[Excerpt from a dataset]

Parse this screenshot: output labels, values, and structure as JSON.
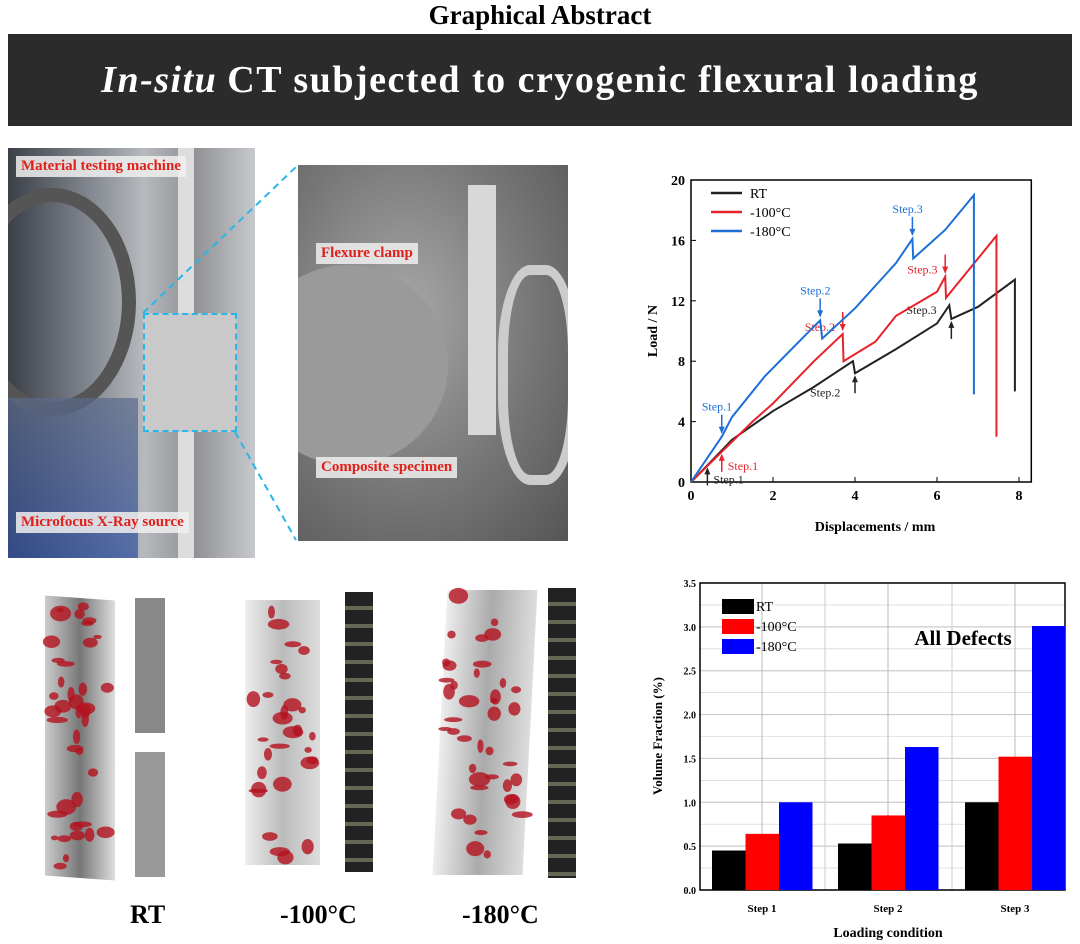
{
  "title": "Graphical Abstract",
  "banner": {
    "italic": "In-situ",
    "rest": "CT subjected to cryogenic flexural loading"
  },
  "photo1": {
    "label_top": "Material testing machine",
    "label_bottom": "Microfocus X-Ray source"
  },
  "photo2": {
    "label_top": "Flexure clamp",
    "label_bottom": "Composite specimen"
  },
  "ct_renders": {
    "labels": [
      "RT",
      "-100°C",
      "-180°C"
    ]
  },
  "colors": {
    "RT": "#222222",
    "m100": "#e8222a",
    "m180": "#1b6fd6",
    "bar_rt": "#000000",
    "bar_m100": "#ff0000",
    "bar_m180": "#0000ff"
  },
  "chart_data": [
    {
      "type": "line",
      "xlabel": "Displacements / mm",
      "ylabel": "Load / N",
      "xlim": [
        0,
        8.3
      ],
      "ylim": [
        0,
        20
      ],
      "xticks": [
        "0",
        "2",
        "4",
        "6",
        "8"
      ],
      "yticks": [
        "0",
        "4",
        "8",
        "12",
        "16",
        "20"
      ],
      "legend": "top-left",
      "series": [
        {
          "name": "RT",
          "points": [
            [
              0,
              0
            ],
            [
              0.4,
              1.1
            ],
            [
              1,
              2.8
            ],
            [
              2,
              4.7
            ],
            [
              3,
              6.3
            ],
            [
              3.95,
              8.0
            ],
            [
              4.0,
              7.2
            ],
            [
              5,
              8.8
            ],
            [
              6,
              10.5
            ],
            [
              6.3,
              11.7
            ],
            [
              6.35,
              10.8
            ],
            [
              7,
              11.6
            ],
            [
              7.9,
              13.4
            ],
            [
              7.9,
              6
            ]
          ],
          "annotations": [
            {
              "text": "Step.1",
              "x": 0.4,
              "y": 1.1
            },
            {
              "text": "Step.2",
              "x": 4.0,
              "y": 7.2
            },
            {
              "text": "Step.3",
              "x": 6.35,
              "y": 10.8
            }
          ]
        },
        {
          "name": "-100°C",
          "points": [
            [
              0,
              0
            ],
            [
              0.75,
              2
            ],
            [
              1.5,
              4
            ],
            [
              2,
              5.2
            ],
            [
              3,
              8
            ],
            [
              3.7,
              9.8
            ],
            [
              3.72,
              8
            ],
            [
              4.5,
              9.3
            ],
            [
              5,
              11
            ],
            [
              6,
              12.6
            ],
            [
              6.2,
              13.6
            ],
            [
              6.22,
              12.2
            ],
            [
              7,
              14.8
            ],
            [
              7.45,
              16.3
            ],
            [
              7.45,
              3
            ]
          ],
          "annotations": [
            {
              "text": "Step.1",
              "x": 0.75,
              "y": 2
            },
            {
              "text": "Step.2",
              "x": 3.7,
              "y": 9.8
            },
            {
              "text": "Step.3",
              "x": 6.2,
              "y": 13.6
            }
          ]
        },
        {
          "name": "-180°C",
          "points": [
            [
              0,
              0
            ],
            [
              0.75,
              3
            ],
            [
              1,
              4.3
            ],
            [
              1.8,
              7
            ],
            [
              3,
              10.3
            ],
            [
              3.15,
              10.7
            ],
            [
              3.2,
              9.5
            ],
            [
              4,
              11.5
            ],
            [
              5,
              14.5
            ],
            [
              5.4,
              16.1
            ],
            [
              5.42,
              14.8
            ],
            [
              6.2,
              16.7
            ],
            [
              6.9,
              19
            ],
            [
              6.9,
              5.8
            ]
          ],
          "annotations": [
            {
              "text": "Step.1",
              "x": 0.75,
              "y": 3
            },
            {
              "text": "Step.2",
              "x": 3.15,
              "y": 10.7
            },
            {
              "text": "Step.3",
              "x": 5.4,
              "y": 16.1
            }
          ]
        }
      ]
    },
    {
      "type": "bar",
      "title": "All Defects",
      "xlabel": "Loading condition",
      "ylabel": "Volume Fraction (%)",
      "ylim": [
        0,
        3.5
      ],
      "yticks": [
        "0.0",
        "0.5",
        "1.0",
        "1.5",
        "2.0",
        "2.5",
        "3.0",
        "3.5"
      ],
      "categories": [
        "Step 1",
        "Step 2",
        "Step 3"
      ],
      "legend": "top-left",
      "series": [
        {
          "name": "RT",
          "values": [
            0.45,
            0.53,
            1.0
          ]
        },
        {
          "name": "-100°C",
          "values": [
            0.64,
            0.85,
            1.52
          ]
        },
        {
          "name": "-180°C",
          "values": [
            1.0,
            1.63,
            3.01
          ]
        }
      ]
    }
  ]
}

* [Exercise goal] Gather every line from the entries above where the word "xlabel" appears, and copy them.

* [Final result]
      "xlabel": "Displacements / mm",
      "xlabel": "Loading condition",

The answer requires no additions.